_What you need to do_.
Make an exact copy of each entry, leaving out every picture.
↓
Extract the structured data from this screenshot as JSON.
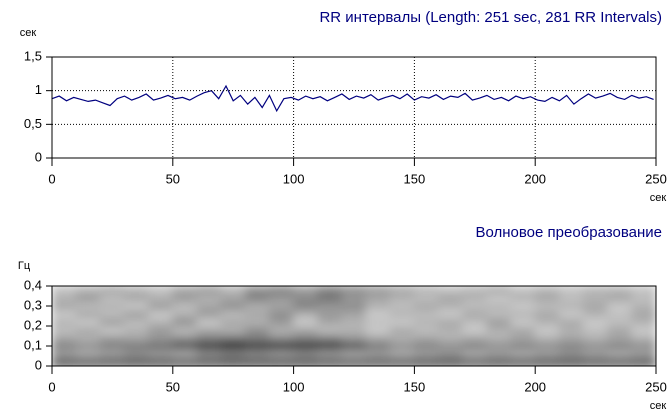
{
  "chart_data": [
    {
      "type": "line",
      "title": "RR интервалы (Length: 251 sec, 281 RR Intervals)",
      "ylabel": "сек",
      "xlabel": "сек",
      "xlim": [
        0,
        250
      ],
      "xticks": [
        0,
        50,
        100,
        150,
        200,
        250
      ],
      "ylim": [
        0,
        1.5
      ],
      "yticks": [
        0,
        {
          "value": 0.5,
          "label": "0,5"
        },
        1,
        {
          "value": 1.5,
          "label": "1,5"
        }
      ],
      "grid": true,
      "x": [
        0,
        3,
        6,
        9,
        12,
        15,
        18,
        21,
        24,
        27,
        30,
        33,
        36,
        39,
        42,
        45,
        48,
        51,
        54,
        57,
        60,
        63,
        66,
        69,
        72,
        75,
        78,
        81,
        84,
        87,
        90,
        93,
        96,
        99,
        102,
        105,
        108,
        111,
        114,
        117,
        120,
        123,
        126,
        129,
        132,
        135,
        138,
        141,
        144,
        147,
        150,
        153,
        156,
        159,
        162,
        165,
        168,
        171,
        174,
        177,
        180,
        183,
        186,
        189,
        192,
        195,
        198,
        201,
        204,
        207,
        210,
        213,
        216,
        219,
        222,
        225,
        228,
        231,
        234,
        237,
        240,
        243,
        246,
        249
      ],
      "series": [
        {
          "color": "#00007f",
          "values": [
            0.88,
            0.92,
            0.85,
            0.9,
            0.87,
            0.84,
            0.86,
            0.82,
            0.78,
            0.88,
            0.92,
            0.86,
            0.9,
            0.95,
            0.86,
            0.89,
            0.93,
            0.88,
            0.9,
            0.86,
            0.92,
            0.97,
            1.0,
            0.88,
            1.07,
            0.85,
            0.93,
            0.8,
            0.9,
            0.75,
            0.93,
            0.7,
            0.88,
            0.9,
            0.86,
            0.92,
            0.88,
            0.91,
            0.85,
            0.9,
            0.95,
            0.87,
            0.92,
            0.89,
            0.94,
            0.86,
            0.9,
            0.93,
            0.88,
            0.95,
            0.86,
            0.91,
            0.89,
            0.94,
            0.87,
            0.92,
            0.9,
            0.96,
            0.86,
            0.89,
            0.93,
            0.87,
            0.9,
            0.85,
            0.92,
            0.88,
            0.91,
            0.86,
            0.84,
            0.9,
            0.85,
            0.93,
            0.8,
            0.88,
            0.95,
            0.89,
            0.92,
            0.96,
            0.9,
            0.87,
            0.93,
            0.89,
            0.91,
            0.87
          ]
        }
      ]
    },
    {
      "type": "heatmap",
      "title": "Волновое преобразование",
      "ylabel": "Гц",
      "xlabel": "сек",
      "xlim": [
        0,
        250
      ],
      "xticks": [
        0,
        50,
        100,
        150,
        200,
        250
      ],
      "ylim": [
        0,
        0.4
      ],
      "yticks": [
        0,
        {
          "value": 0.1,
          "label": "0,1"
        },
        {
          "value": 0.2,
          "label": "0,2"
        },
        {
          "value": 0.3,
          "label": "0,3"
        },
        {
          "value": 0.4,
          "label": "0,4"
        }
      ],
      "grid": false,
      "xbins": [
        0,
        10,
        20,
        30,
        40,
        50,
        60,
        70,
        80,
        90,
        100,
        110,
        120,
        130,
        140,
        150,
        160,
        170,
        180,
        190,
        200,
        210,
        220,
        230,
        240,
        250
      ],
      "ybins": [
        0,
        0.04,
        0.08,
        0.12,
        0.16,
        0.2,
        0.24,
        0.28,
        0.32,
        0.36,
        0.4
      ],
      "z": [
        [
          0.8,
          0.8,
          0.78,
          0.8,
          0.82,
          0.8,
          0.78,
          0.8,
          0.82,
          0.85,
          0.82,
          0.8,
          0.8,
          0.78,
          0.8,
          0.82,
          0.8,
          0.78,
          0.8,
          0.8,
          0.82,
          0.8,
          0.78,
          0.8,
          0.8
        ],
        [
          0.35,
          0.3,
          0.35,
          0.4,
          0.35,
          0.3,
          0.4,
          0.45,
          0.4,
          0.35,
          0.4,
          0.35,
          0.3,
          0.35,
          0.3,
          0.35,
          0.4,
          0.3,
          0.35,
          0.3,
          0.35,
          0.4,
          0.35,
          0.3,
          0.35
        ],
        [
          0.5,
          0.45,
          0.5,
          0.55,
          0.6,
          0.7,
          0.85,
          0.95,
          0.9,
          0.95,
          0.9,
          0.85,
          0.75,
          0.55,
          0.45,
          0.5,
          0.45,
          0.5,
          0.45,
          0.5,
          0.45,
          0.5,
          0.45,
          0.5,
          0.45
        ],
        [
          0.35,
          0.3,
          0.4,
          0.35,
          0.4,
          0.45,
          0.5,
          0.55,
          0.5,
          0.45,
          0.5,
          0.5,
          0.4,
          0.35,
          0.3,
          0.35,
          0.3,
          0.35,
          0.3,
          0.35,
          0.3,
          0.35,
          0.3,
          0.35,
          0.3
        ],
        [
          0.25,
          0.35,
          0.2,
          0.3,
          0.4,
          0.25,
          0.35,
          0.3,
          0.45,
          0.3,
          0.35,
          0.25,
          0.3,
          0.2,
          0.35,
          0.25,
          0.3,
          0.2,
          0.3,
          0.35,
          0.2,
          0.3,
          0.25,
          0.35,
          0.2
        ],
        [
          0.3,
          0.2,
          0.4,
          0.25,
          0.3,
          0.45,
          0.2,
          0.35,
          0.3,
          0.4,
          0.2,
          0.35,
          0.3,
          0.25,
          0.2,
          0.3,
          0.35,
          0.25,
          0.4,
          0.2,
          0.3,
          0.35,
          0.2,
          0.25,
          0.3
        ],
        [
          0.2,
          0.35,
          0.25,
          0.4,
          0.2,
          0.3,
          0.4,
          0.25,
          0.35,
          0.45,
          0.3,
          0.4,
          0.35,
          0.2,
          0.3,
          0.25,
          0.2,
          0.35,
          0.25,
          0.3,
          0.35,
          0.2,
          0.3,
          0.25,
          0.35
        ],
        [
          0.35,
          0.25,
          0.3,
          0.2,
          0.4,
          0.25,
          0.35,
          0.45,
          0.3,
          0.35,
          0.5,
          0.4,
          0.45,
          0.3,
          0.25,
          0.35,
          0.3,
          0.25,
          0.3,
          0.2,
          0.25,
          0.3,
          0.35,
          0.2,
          0.3
        ],
        [
          0.3,
          0.4,
          0.25,
          0.35,
          0.3,
          0.4,
          0.3,
          0.35,
          0.5,
          0.4,
          0.45,
          0.55,
          0.4,
          0.35,
          0.3,
          0.25,
          0.35,
          0.3,
          0.2,
          0.3,
          0.35,
          0.25,
          0.3,
          0.35,
          0.25
        ],
        [
          0.25,
          0.3,
          0.35,
          0.3,
          0.25,
          0.35,
          0.4,
          0.3,
          0.45,
          0.5,
          0.4,
          0.5,
          0.45,
          0.4,
          0.35,
          0.3,
          0.25,
          0.3,
          0.35,
          0.25,
          0.3,
          0.25,
          0.3,
          0.3,
          0.25
        ]
      ]
    }
  ]
}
↑
_Result_.
Extract the structured data from this screenshot as JSON.
{
  "chart_data": [
    {
      "type": "line",
      "title": "RR интервалы (Length: 251 sec, 281 RR Intervals)",
      "ylabel": "сек",
      "xlabel": "сек",
      "xlim": [
        0,
        250
      ],
      "xticks": [
        0,
        50,
        100,
        150,
        200,
        250
      ],
      "ylim": [
        0,
        1.5
      ],
      "yticks": [
        0,
        {
          "value": 0.5,
          "label": "0,5"
        },
        1,
        {
          "value": 1.5,
          "label": "1,5"
        }
      ],
      "grid": true,
      "x": [
        0,
        3,
        6,
        9,
        12,
        15,
        18,
        21,
        24,
        27,
        30,
        33,
        36,
        39,
        42,
        45,
        48,
        51,
        54,
        57,
        60,
        63,
        66,
        69,
        72,
        75,
        78,
        81,
        84,
        87,
        90,
        93,
        96,
        99,
        102,
        105,
        108,
        111,
        114,
        117,
        120,
        123,
        126,
        129,
        132,
        135,
        138,
        141,
        144,
        147,
        150,
        153,
        156,
        159,
        162,
        165,
        168,
        171,
        174,
        177,
        180,
        183,
        186,
        189,
        192,
        195,
        198,
        201,
        204,
        207,
        210,
        213,
        216,
        219,
        222,
        225,
        228,
        231,
        234,
        237,
        240,
        243,
        246,
        249
      ],
      "series": [
        {
          "color": "#00007f",
          "values": [
            0.88,
            0.92,
            0.85,
            0.9,
            0.87,
            0.84,
            0.86,
            0.82,
            0.78,
            0.88,
            0.92,
            0.86,
            0.9,
            0.95,
            0.86,
            0.89,
            0.93,
            0.88,
            0.9,
            0.86,
            0.92,
            0.97,
            1.0,
            0.88,
            1.07,
            0.85,
            0.93,
            0.8,
            0.9,
            0.75,
            0.93,
            0.7,
            0.88,
            0.9,
            0.86,
            0.92,
            0.88,
            0.91,
            0.85,
            0.9,
            0.95,
            0.87,
            0.92,
            0.89,
            0.94,
            0.86,
            0.9,
            0.93,
            0.88,
            0.95,
            0.86,
            0.91,
            0.89,
            0.94,
            0.87,
            0.92,
            0.9,
            0.96,
            0.86,
            0.89,
            0.93,
            0.87,
            0.9,
            0.85,
            0.92,
            0.88,
            0.91,
            0.86,
            0.84,
            0.9,
            0.85,
            0.93,
            0.8,
            0.88,
            0.95,
            0.89,
            0.92,
            0.96,
            0.9,
            0.87,
            0.93,
            0.89,
            0.91,
            0.87
          ]
        }
      ]
    },
    {
      "type": "heatmap",
      "title": "Волновое преобразование",
      "ylabel": "Гц",
      "xlabel": "сек",
      "xlim": [
        0,
        250
      ],
      "xticks": [
        0,
        50,
        100,
        150,
        200,
        250
      ],
      "ylim": [
        0,
        0.4
      ],
      "yticks": [
        0,
        {
          "value": 0.1,
          "label": "0,1"
        },
        {
          "value": 0.2,
          "label": "0,2"
        },
        {
          "value": 0.3,
          "label": "0,3"
        },
        {
          "value": 0.4,
          "label": "0,4"
        }
      ],
      "grid": false,
      "xbins": [
        0,
        10,
        20,
        30,
        40,
        50,
        60,
        70,
        80,
        90,
        100,
        110,
        120,
        130,
        140,
        150,
        160,
        170,
        180,
        190,
        200,
        210,
        220,
        230,
        240,
        250
      ],
      "ybins": [
        0,
        0.04,
        0.08,
        0.12,
        0.16,
        0.2,
        0.24,
        0.28,
        0.32,
        0.36,
        0.4
      ],
      "z": [
        [
          0.8,
          0.8,
          0.78,
          0.8,
          0.82,
          0.8,
          0.78,
          0.8,
          0.82,
          0.85,
          0.82,
          0.8,
          0.8,
          0.78,
          0.8,
          0.82,
          0.8,
          0.78,
          0.8,
          0.8,
          0.82,
          0.8,
          0.78,
          0.8,
          0.8
        ],
        [
          0.35,
          0.3,
          0.35,
          0.4,
          0.35,
          0.3,
          0.4,
          0.45,
          0.4,
          0.35,
          0.4,
          0.35,
          0.3,
          0.35,
          0.3,
          0.35,
          0.4,
          0.3,
          0.35,
          0.3,
          0.35,
          0.4,
          0.35,
          0.3,
          0.35
        ],
        [
          0.5,
          0.45,
          0.5,
          0.55,
          0.6,
          0.7,
          0.85,
          0.95,
          0.9,
          0.95,
          0.9,
          0.85,
          0.75,
          0.55,
          0.45,
          0.5,
          0.45,
          0.5,
          0.45,
          0.5,
          0.45,
          0.5,
          0.45,
          0.5,
          0.45
        ],
        [
          0.35,
          0.3,
          0.4,
          0.35,
          0.4,
          0.45,
          0.5,
          0.55,
          0.5,
          0.45,
          0.5,
          0.5,
          0.4,
          0.35,
          0.3,
          0.35,
          0.3,
          0.35,
          0.3,
          0.35,
          0.3,
          0.35,
          0.3,
          0.35,
          0.3
        ],
        [
          0.25,
          0.35,
          0.2,
          0.3,
          0.4,
          0.25,
          0.35,
          0.3,
          0.45,
          0.3,
          0.35,
          0.25,
          0.3,
          0.2,
          0.35,
          0.25,
          0.3,
          0.2,
          0.3,
          0.35,
          0.2,
          0.3,
          0.25,
          0.35,
          0.2
        ],
        [
          0.3,
          0.2,
          0.4,
          0.25,
          0.3,
          0.45,
          0.2,
          0.35,
          0.3,
          0.4,
          0.2,
          0.35,
          0.3,
          0.25,
          0.2,
          0.3,
          0.35,
          0.25,
          0.4,
          0.2,
          0.3,
          0.35,
          0.2,
          0.25,
          0.3
        ],
        [
          0.2,
          0.35,
          0.25,
          0.4,
          0.2,
          0.3,
          0.4,
          0.25,
          0.35,
          0.45,
          0.3,
          0.4,
          0.35,
          0.2,
          0.3,
          0.25,
          0.2,
          0.35,
          0.25,
          0.3,
          0.35,
          0.2,
          0.3,
          0.25,
          0.35
        ],
        [
          0.35,
          0.25,
          0.3,
          0.2,
          0.4,
          0.25,
          0.35,
          0.45,
          0.3,
          0.35,
          0.5,
          0.4,
          0.45,
          0.3,
          0.25,
          0.35,
          0.3,
          0.25,
          0.3,
          0.2,
          0.25,
          0.3,
          0.35,
          0.2,
          0.3
        ],
        [
          0.3,
          0.4,
          0.25,
          0.35,
          0.3,
          0.4,
          0.3,
          0.35,
          0.5,
          0.4,
          0.45,
          0.55,
          0.4,
          0.35,
          0.3,
          0.25,
          0.35,
          0.3,
          0.2,
          0.3,
          0.35,
          0.25,
          0.3,
          0.35,
          0.25
        ],
        [
          0.25,
          0.3,
          0.35,
          0.3,
          0.25,
          0.35,
          0.4,
          0.3,
          0.45,
          0.5,
          0.4,
          0.5,
          0.45,
          0.4,
          0.35,
          0.3,
          0.25,
          0.3,
          0.35,
          0.25,
          0.3,
          0.25,
          0.3,
          0.3,
          0.25
        ]
      ]
    }
  ]
}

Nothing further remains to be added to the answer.